__Extracted data__
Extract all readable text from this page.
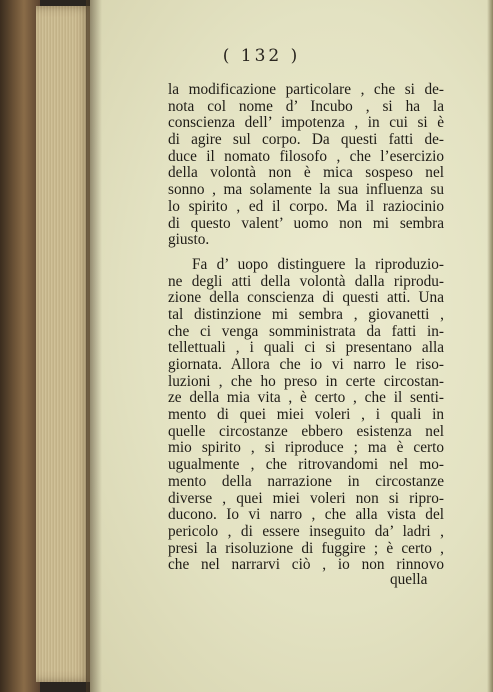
( 132 )
la modificazione particolare , che si de-
nota col nome d’ Incubo , si ha la
conscienza dell’ impotenza , in cui si è
di agire sul corpo. Da questi fatti de-
duce il nomato filosofo , che l’esercizio
della volontà non è mica sospeso nel
sonno , ma solamente la sua influenza su
lo spirito , ed il corpo. Ma il raziocinio
di questo valent’ uomo non mi sembra
giusto.
Fa d’ uopo distinguere la riproduzio-
ne degli atti della volontà dalla riprodu-
zione della conscienza di questi atti. Una
tal distinzione mi sembra , giovanetti ,
che ci venga somministrata da fatti in-
tellettuali , i quali ci si presentano alla
giornata. Allora che io vi narro le riso-
luzioni , che ho preso in certe circostan-
ze della mia vita , è certo , che il senti-
mento di quei miei voleri , i quali in
quelle circostanze ebbero esistenza nel
mio spirito , si riproduce ; ma è certo
ugualmente , che ritrovandomi nel mo-
mento della narrazione in circostanze
diverse , quei miei voleri non si ripro-
ducono. Io vi narro , che alla vista del
pericolo , di essere inseguito da’ ladri ,
presi la risoluzione di fuggire ; è certo ,
che nel narrarvi ciò , io non rinnovo
quella
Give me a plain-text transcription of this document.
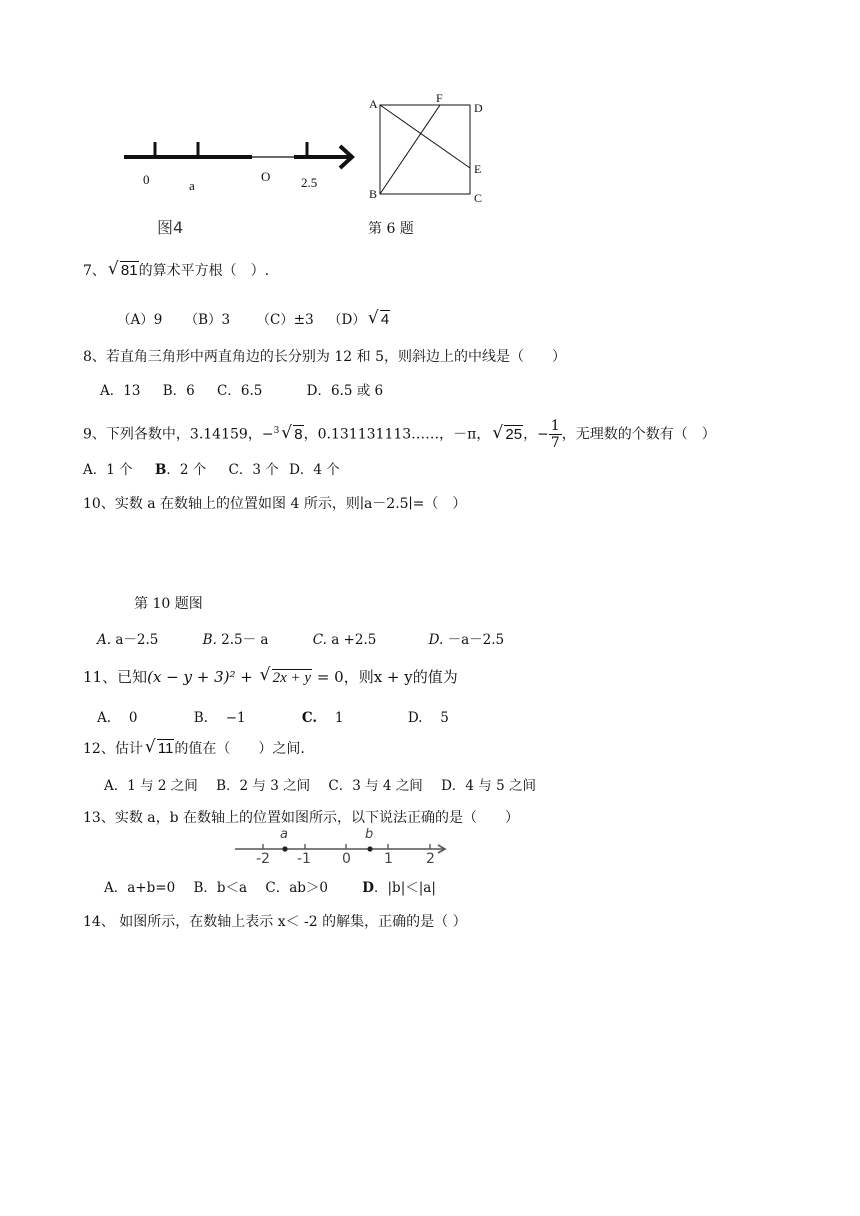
0	a
O 2.5
图4
A	F
D
E
B	C
第 6 题
7、 √ 81的算术平方根（　）.
（A）9 （B）3 （C）±3 （D） √ 4
8、若直角三角形中两直角边的长分别为 12 和 5，则斜边上的中线是（　　）
A．13 B．6 C．6.5	D．6.5 或 6
9、下列各数中，3.14159，−$^3$ √ 8，0.131131113……，－π， √ 25，− $\frac{1}{7}$ ，无理数的个数有（　）
A．1 个 B．2 个 C．3 个 D．4 个
10、实数 a 在数轴上的位置如图 4 所示，则∣a－2.5∣=（　）
第 10 题图
A. a－2.5	B. 2.5－ a	C. a +2.5	D. －a－2.5
11、已知(x − y + 3)² + √ 2x + y = 0，则x + y的值为
A.　 0	B.　 −1	C.　 1	D.　 5
12、估计 √ 11的值在（　　）之间.
A．1 与 2 之间 B．2 与 3 之间 C．3 与 4 之间 D．4 与 5 之间
13、实数 a，b 在数轴上的位置如图所示，以下说法正确的是（　　）
a	b
-2 -1 0 1 2
A．a+b=0 B．b＜a C．ab＞0	D．|b|＜|a|
14、 如图所示，在数轴上表示 x＜ -2 的解集，正确的是（ ）
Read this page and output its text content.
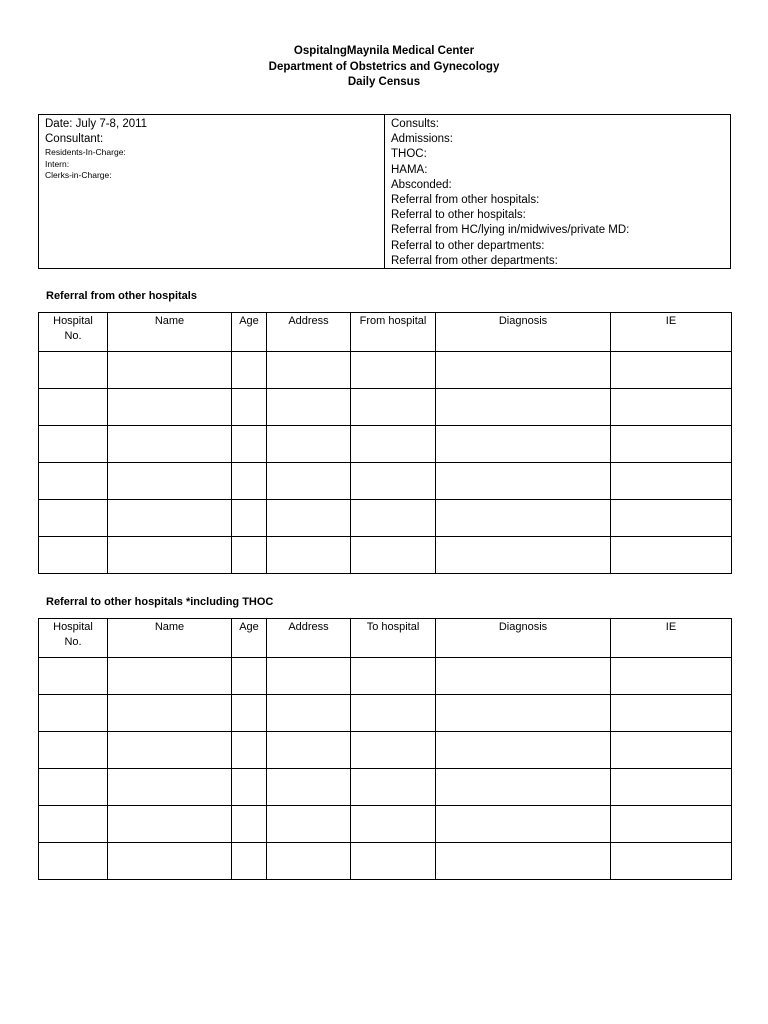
OspitalngMaynila Medical Center
Department of Obstetrics and Gynecology
Daily Census
Date: July 7-8, 2011
Consultant:
Residents-In-Charge:
Intern:
Clerks-in-Charge:
Consults:
Admissions:
THOC:
HAMA:
Absconded:
Referral from other hospitals:
Referral to other hospitals:
Referral from HC/lying in/midwives/private MD:
Referral to other departments:
Referral from other departments:
Referral from other hospitals
Hospital No.	Name	Age	Address	From hospital	Diagnosis	IE

Referral to other hospitals *including THOC
Hospital No.	Name	Age	Address	To hospital	Diagnosis	IE
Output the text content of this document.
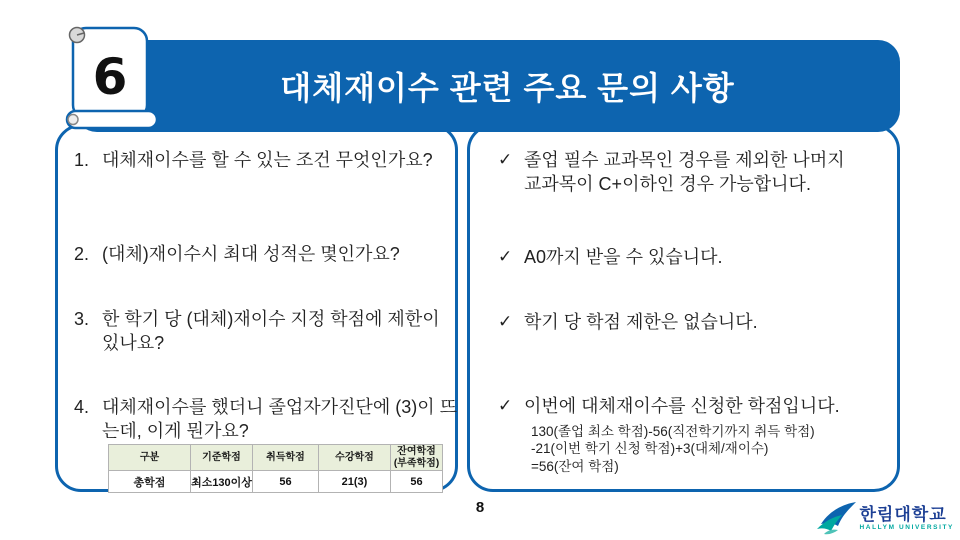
1. 대체재이수를 할 수 있는 조건 무엇인가요?
2. (대체)재이수시 최대 성적은 몇인가요?
3. 한 학기 당 (대체)재이수 지정 학점에 제한이 있나요?
4. 대체재이수를 했더니 졸업자가진단에 (3)이 뜨는데, 이게 뭔가요?
구분	기준학점	취득학점	수강학점	잔여학점
(부족학점)
총학점	최소130이상	56	21(3)	56
✓ 졸업 필수 교과목인 경우를 제외한 나머지 교과목이 C+이하인 경우 가능합니다.
✓ A0까지 받을 수 있습니다.
✓ 학기 당 학점 제한은 없습니다.
✓ 이번에 대체재이수를 신청한 학점입니다.
130(졸업 최소 학점)-56(직전학기까지 취득 학점)
-21(이번 학기 신청 학점)+3(대체/재이수)
=56(잔여 학점)
대체재이수 관련 주요 문의 사항
6
8	한림대학교
HALLYM UNIVERSITY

__What the exercise asks__
Each record above should be copied character for character, with pictures dropped.

__Exercise response__
Extract all readable text from this page.
( 132 )
la modificazione particolare , che si de-
nota col nome d’ Incubo , si ha la
conscienza dell’ impotenza , in cui si è
di agire sul corpo. Da questi fatti de-
duce il nomato filosofo , che l’esercizio
della volontà non è mica sospeso nel
sonno , ma solamente la sua influenza su
lo spirito , ed il corpo. Ma il raziocinio
di questo valent’ uomo non mi sembra
giusto.
Fa d’ uopo distinguere la riproduzio-
ne degli atti della volontà dalla riprodu-
zione della conscienza di questi atti. Una
tal distinzione mi sembra , giovanetti ,
che ci venga somministrata da fatti in-
tellettuali , i quali ci si presentano alla
giornata. Allora che io vi narro le riso-
luzioni , che ho preso in certe circostan-
ze della mia vita , è certo , che il senti-
mento di quei miei voleri , i quali in
quelle circostanze ebbero esistenza nel
mio spirito , si riproduce ; ma è certo
ugualmente , che ritrovandomi nel mo-
mento della narrazione in circostanze
diverse , quei miei voleri non si ripro-
ducono. Io vi narro , che alla vista del
pericolo , di essere inseguito da’ ladri ,
presi la risoluzione di fuggire ; è certo ,
che nel narrarvi ciò , io non rinnovo
quella
Give me a plain-text transcription of this document.
0	a
O 2.5
图4
A	F
D
E
B	C
第 6 题
7、 √ 81的算术平方根（　）.
（A）9 （B）3 （C）±3 （D） √ 4
8、若直角三角形中两直角边的长分别为 12 和 5，则斜边上的中线是（　　）
A．13 B．6 C．6.5	D．6.5 或 6
9、下列各数中，3.14159，−$^3$ √ 8，0.131131113……，－π， √ 25，− $\frac{1}{7}$ ，无理数的个数有（　）
A．1 个 B．2 个 C．3 个 D．4 个
10、实数 a 在数轴上的位置如图 4 所示，则∣a－2.5∣=（　）
第 10 题图
A. a－2.5	B. 2.5－ a	C. a +2.5	D. －a－2.5
11、已知(x − y + 3)² + √ 2x + y = 0，则x + y的值为
A.　 0	B.　 −1	C.　 1	D.　 5
12、估计 √ 11的值在（　　）之间.
A．1 与 2 之间 B．2 与 3 之间 C．3 与 4 之间 D．4 与 5 之间
13、实数 a，b 在数轴上的位置如图所示，以下说法正确的是（　　）
a	b
-2 -1 0 1 2
A．a+b=0 B．b＜a C．ab＞0	D．|b|＜|a|
14、 如图所示，在数轴上表示 x＜ -2 的解集，正确的是（ ）
Read this page and output its text content.
OspitalngMaynila Medical Center
Department of Obstetrics and Gynecology
Daily Census
Date: July 7-8, 2011
Consultant:
Residents-In-Charge:
Intern:
Clerks-in-Charge:
Consults:
Admissions:
THOC:
HAMA:
Absconded:
Referral from other hospitals:
Referral to other hospitals:
Referral from HC/lying in/midwives/private MD:
Referral to other departments:
Referral from other departments:
Referral from other hospitals
Hospital No.	Name	Age	Address	From hospital	Diagnosis	IE

Referral to other hospitals *including THOC
Hospital No.	Name	Age	Address	To hospital	Diagnosis	IE
Output the text content of this document.
1. 대체재이수를 할 수 있는 조건 무엇인가요?
2. (대체)재이수시 최대 성적은 몇인가요?
3. 한 학기 당 (대체)재이수 지정 학점에 제한이 있나요?
4. 대체재이수를 했더니 졸업자가진단에 (3)이 뜨는데, 이게 뭔가요?
구분	기준학점	취득학점	수강학점	잔여학점
(부족학점)
총학점	최소130이상	56	21(3)	56
✓ 졸업 필수 교과목인 경우를 제외한 나머지 교과목이 C+이하인 경우 가능합니다.
✓ A0까지 받을 수 있습니다.
✓ 학기 당 학점 제한은 없습니다.
✓ 이번에 대체재이수를 신청한 학점입니다.
130(졸업 최소 학점)-56(직전학기까지 취득 학점)
-21(이번 학기 신청 학점)+3(대체/재이수)
=56(잔여 학점)
대체재이수 관련 주요 문의 사항
6
8	한림대학교
HALLYM UNIVERSITY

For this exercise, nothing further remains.